WORK TO BE COMPLETED:
Select and reproduce each line of the listing below that bears the string "finished".

SUPPLIED MATERIAL:
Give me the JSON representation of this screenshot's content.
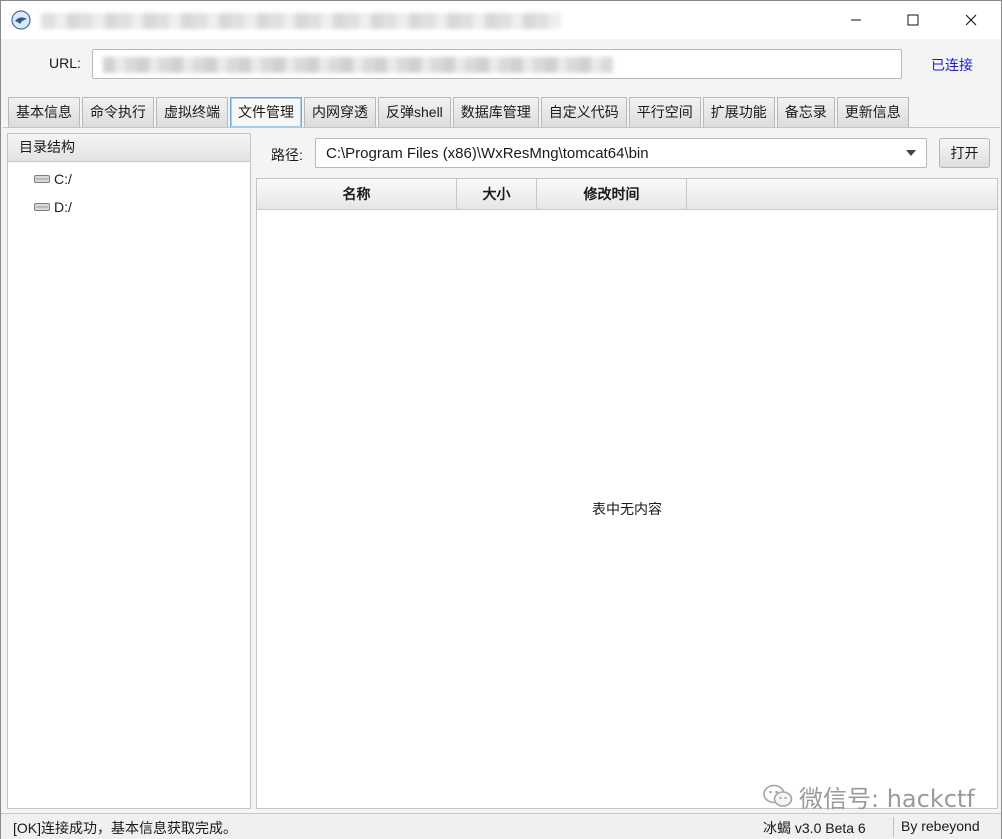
{
  "url_row": {
    "label": "URL:",
    "value": "",
    "status": "已连接"
  },
  "tabs": [
    {
      "label": "基本信息"
    },
    {
      "label": "命令执行"
    },
    {
      "label": "虚拟终端"
    },
    {
      "label": "文件管理",
      "active": true
    },
    {
      "label": "内网穿透"
    },
    {
      "label": "反弹shell"
    },
    {
      "label": "数据库管理"
    },
    {
      "label": "自定义代码"
    },
    {
      "label": "平行空间"
    },
    {
      "label": "扩展功能"
    },
    {
      "label": "备忘录"
    },
    {
      "label": "更新信息"
    }
  ],
  "tree": {
    "header": "目录结构",
    "items": [
      {
        "label": "C:/",
        "icon": "drive-icon"
      },
      {
        "label": "D:/",
        "icon": "drive-icon"
      }
    ]
  },
  "path": {
    "label": "路径:",
    "value": "C:\\Program Files (x86)\\WxResMng\\tomcat64\\bin",
    "open_button": "打开"
  },
  "table": {
    "columns": [
      "名称",
      "大小",
      "修改时间"
    ],
    "rows": [],
    "empty_message": "表中无内容"
  },
  "watermark": "微信号: hackctf",
  "statusbar": {
    "message": "[OK]连接成功，基本信息获取完成。",
    "version": "冰蝎 v3.0 Beta 6",
    "author": "By rebeyond"
  },
  "colors": {
    "status_link": "#1b1bd6",
    "active_tab_border": "#6ea9d8"
  }
}
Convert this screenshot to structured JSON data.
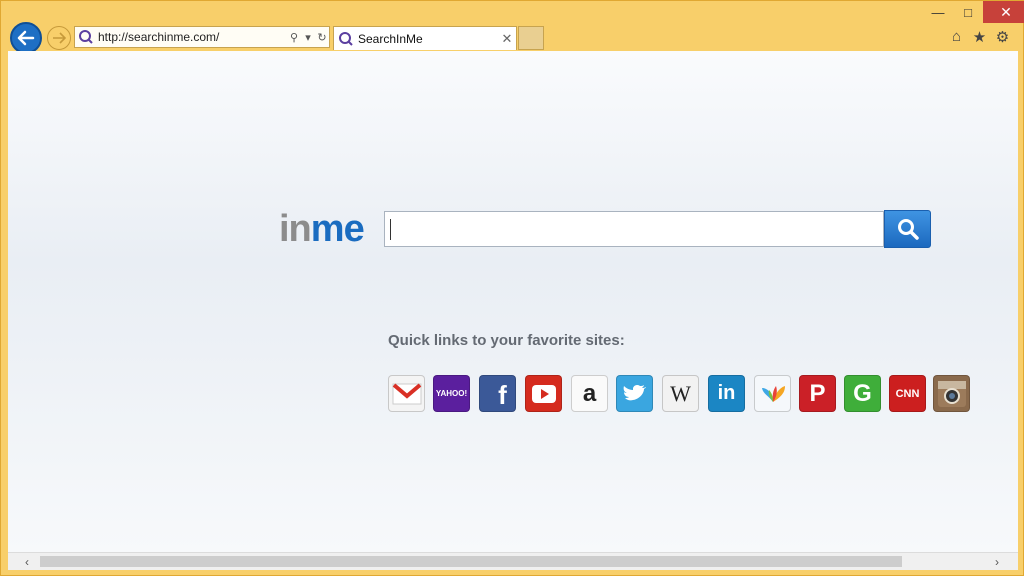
{
  "browser": {
    "address_url": "http://searchinme.com/",
    "tab_title": "SearchInMe",
    "controls": {
      "minimize": "—",
      "maximize": "□",
      "close": "✕"
    }
  },
  "page": {
    "logo_in": "in",
    "logo_me": "me",
    "search_value": "",
    "quick_links_title": "Quick links to your favorite sites:",
    "quick_links": [
      {
        "name": "Gmail",
        "glyph": "M"
      },
      {
        "name": "Yahoo",
        "glyph": "YAHOO!"
      },
      {
        "name": "Facebook",
        "glyph": "f"
      },
      {
        "name": "YouTube",
        "glyph": "▶"
      },
      {
        "name": "Amazon",
        "glyph": "a"
      },
      {
        "name": "Twitter",
        "glyph": "🐦"
      },
      {
        "name": "Wikipedia",
        "glyph": "W"
      },
      {
        "name": "LinkedIn",
        "glyph": "in"
      },
      {
        "name": "MSN",
        "glyph": "✿"
      },
      {
        "name": "Pinterest",
        "glyph": "P"
      },
      {
        "name": "Google",
        "glyph": "G"
      },
      {
        "name": "CNN",
        "glyph": "CNN"
      },
      {
        "name": "Instagram",
        "glyph": "◉"
      }
    ]
  },
  "colors": {
    "frame": "#f8cf6a",
    "accent_blue": "#1a6cc0",
    "logo_gray": "#8c8c8c"
  }
}
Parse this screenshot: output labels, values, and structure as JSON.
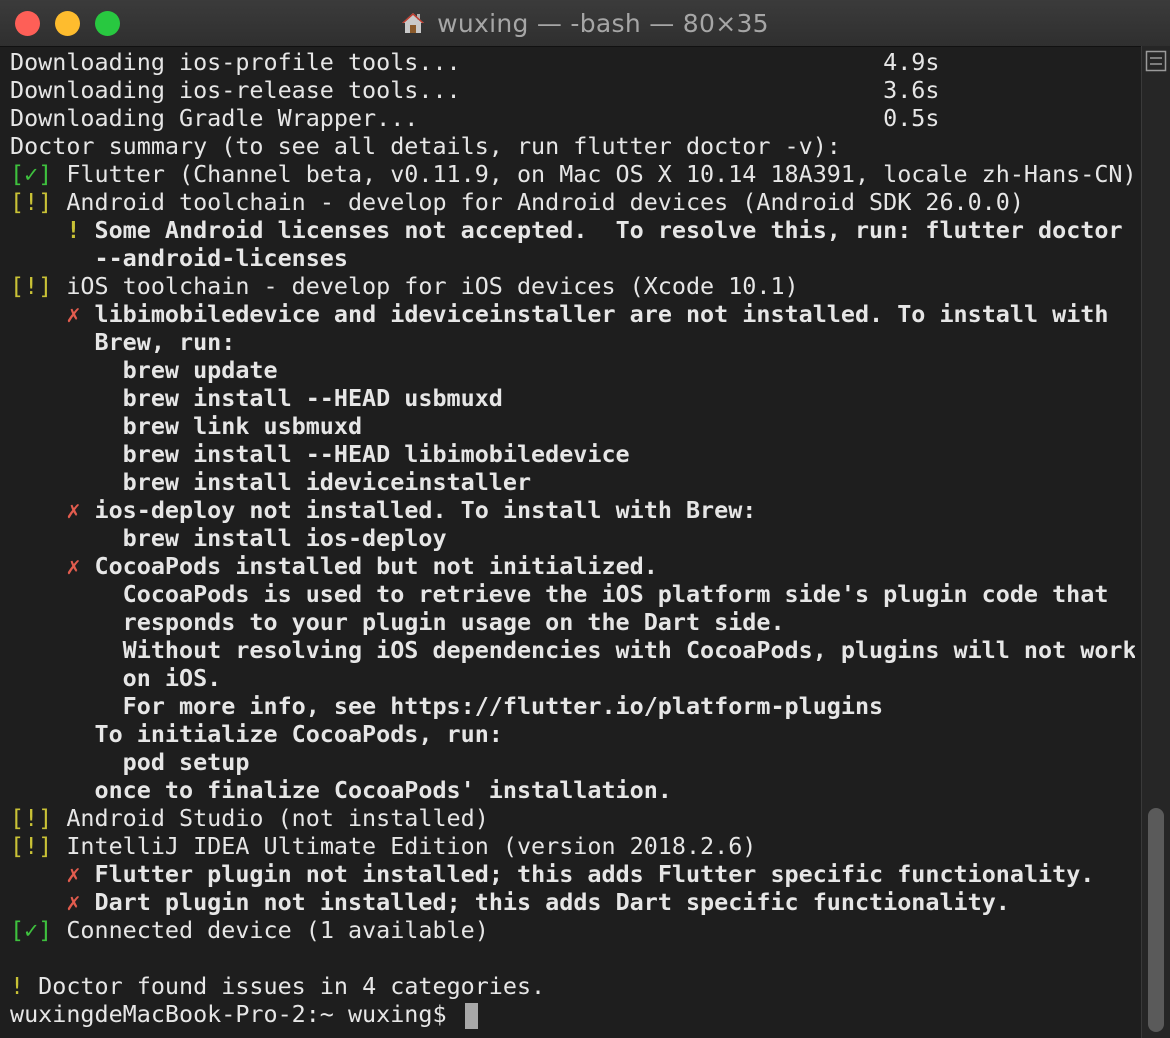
{
  "window": {
    "title": "wuxing — -bash — 80×35"
  },
  "icons": {
    "home": "home-icon",
    "scroll_button": "split-pane-icon"
  },
  "colors": {
    "ok": "#3ec13e",
    "warn": "#c9c236",
    "error": "#e25c4e",
    "text": "#e6e6e6",
    "background": "#1e1e1e"
  },
  "terminal": {
    "lines": [
      "Downloading ios-profile tools...                              4.9s",
      "Downloading ios-release tools...                              3.6s",
      "Downloading Gradle Wrapper...                                 0.5s",
      "Doctor summary (to see all details, run flutter doctor -v):",
      {
        "mark": "[✓]",
        "text": " Flutter (Channel beta, v0.11.9, on Mac OS X 10.14 18A391, locale zh-Hans-CN)"
      },
      {
        "mark": "[!]",
        "text": " Android toolchain - develop for Android devices (Android SDK 26.0.0)"
      },
      {
        "mark": "!",
        "text": " Some Android licenses not accepted.  To resolve this, run: flutter doctor"
      },
      "      --android-licenses",
      {
        "mark": "[!]",
        "text": " iOS toolchain - develop for iOS devices (Xcode 10.1)"
      },
      {
        "mark": "✗",
        "text": " libimobiledevice and ideviceinstaller are not installed. To install with"
      },
      "      Brew, run:",
      "        brew update",
      "        brew install --HEAD usbmuxd",
      "        brew link usbmuxd",
      "        brew install --HEAD libimobiledevice",
      "        brew install ideviceinstaller",
      {
        "mark": "✗",
        "text": " ios-deploy not installed. To install with Brew:"
      },
      "        brew install ios-deploy",
      {
        "mark": "✗",
        "text": " CocoaPods installed but not initialized."
      },
      "        CocoaPods is used to retrieve the iOS platform side's plugin code that",
      "        responds to your plugin usage on the Dart side.",
      "        Without resolving iOS dependencies with CocoaPods, plugins will not work",
      "        on iOS.",
      "        For more info, see https://flutter.io/platform-plugins",
      "      To initialize CocoaPods, run:",
      "        pod setup",
      "      once to finalize CocoaPods' installation.",
      {
        "mark": "[!]",
        "text": " Android Studio (not installed)"
      },
      {
        "mark": "[!]",
        "text": " IntelliJ IDEA Ultimate Edition (version 2018.2.6)"
      },
      {
        "mark": "✗",
        "text": " Flutter plugin not installed; this adds Flutter specific functionality."
      },
      {
        "mark": "✗",
        "text": " Dart plugin not installed; this adds Dart specific functionality."
      },
      {
        "mark": "[✓]",
        "text": " Connected device (1 available)"
      },
      "",
      {
        "mark": "!",
        "text": " Doctor found issues in 4 categories."
      }
    ],
    "prompt": "wuxingdeMacBook-Pro-2:~ wuxing$ "
  }
}
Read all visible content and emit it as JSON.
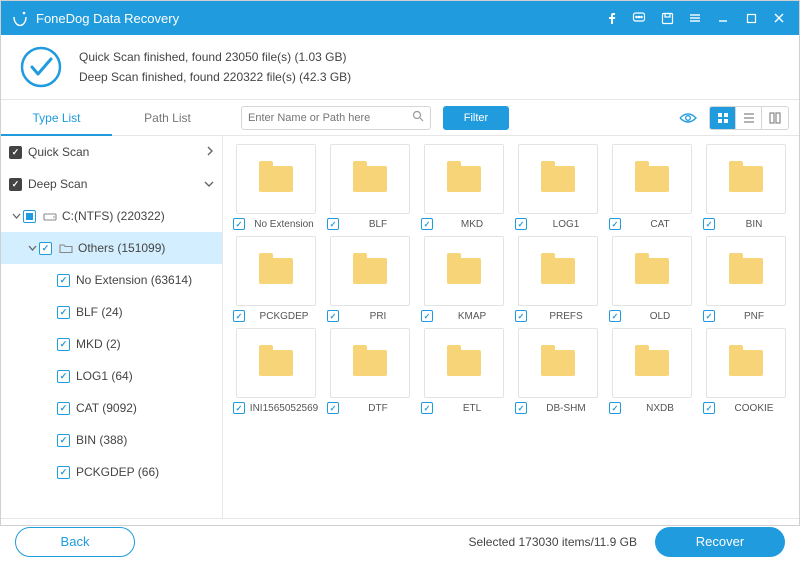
{
  "titlebar": {
    "title": "FoneDog Data Recovery"
  },
  "summary": {
    "line1": "Quick Scan finished, found 23050 file(s) (1.03 GB)",
    "line2": "Deep Scan finished, found 220322 file(s) (42.3 GB)"
  },
  "tabs": {
    "type_list": "Type List",
    "path_list": "Path List"
  },
  "search": {
    "placeholder": "Enter Name or Path here"
  },
  "filter_label": "Filter",
  "sidebar": {
    "quick_scan": "Quick Scan",
    "deep_scan": "Deep Scan",
    "drive": "C:(NTFS) (220322)",
    "others": "Others (151099)",
    "items": [
      "No Extension (63614)",
      "BLF (24)",
      "MKD (2)",
      "LOG1 (64)",
      "CAT (9092)",
      "BIN (388)",
      "PCKGDEP (66)"
    ]
  },
  "grid": {
    "items": [
      "No Extension",
      "BLF",
      "MKD",
      "LOG1",
      "CAT",
      "BIN",
      "PCKGDEP",
      "PRI",
      "KMAP",
      "PREFS",
      "OLD",
      "PNF",
      "INI1565052569",
      "DTF",
      "ETL",
      "DB-SHM",
      "NXDB",
      "COOKIE"
    ]
  },
  "footer": {
    "back": "Back",
    "selected": "Selected 173030 items/11.9 GB",
    "recover": "Recover"
  }
}
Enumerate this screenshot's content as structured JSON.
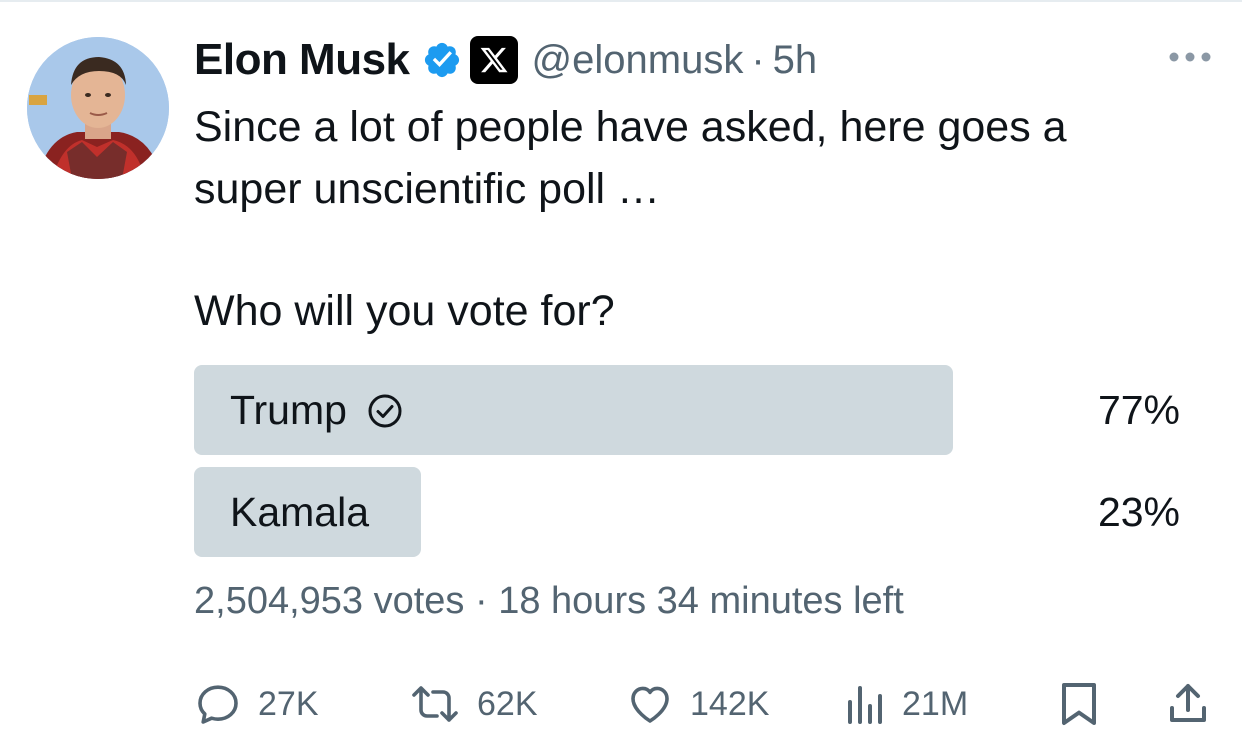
{
  "tweet": {
    "author_name": "Elon Musk",
    "handle": "@elonmusk",
    "separator": "·",
    "time": "5h",
    "text_line1": "Since a lot of people have asked, here goes a",
    "text_line2": "super unscientific poll …",
    "question": "Who will you vote for?"
  },
  "poll": {
    "options": [
      {
        "label": "Trump",
        "percent_text": "77%",
        "percent": 77,
        "winner": true
      },
      {
        "label": "Kamala",
        "percent_text": "23%",
        "percent": 23,
        "winner": false
      }
    ],
    "votes": "2,504,953 votes",
    "separator": "·",
    "time_left": "18 hours 34 minutes left"
  },
  "actions": {
    "replies": "27K",
    "reposts": "62K",
    "likes": "142K",
    "views": "21M"
  },
  "colors": {
    "verified": "#1d9bf0",
    "poll_fill": "#cfd9de",
    "secondary_text": "#536471"
  },
  "icons": [
    "verified-badge-icon",
    "x-logo-icon",
    "more-icon",
    "check-circle-icon",
    "reply-icon",
    "repost-icon",
    "like-icon",
    "views-icon",
    "bookmark-icon",
    "share-icon"
  ]
}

EXERCISE SOLUTION:
    "line1": "Quick Scan finished, found 23050 file(s) (1.03 GB)",
    "line2": "Deep Scan finished, found 220322 file(s) (42.3 GB)"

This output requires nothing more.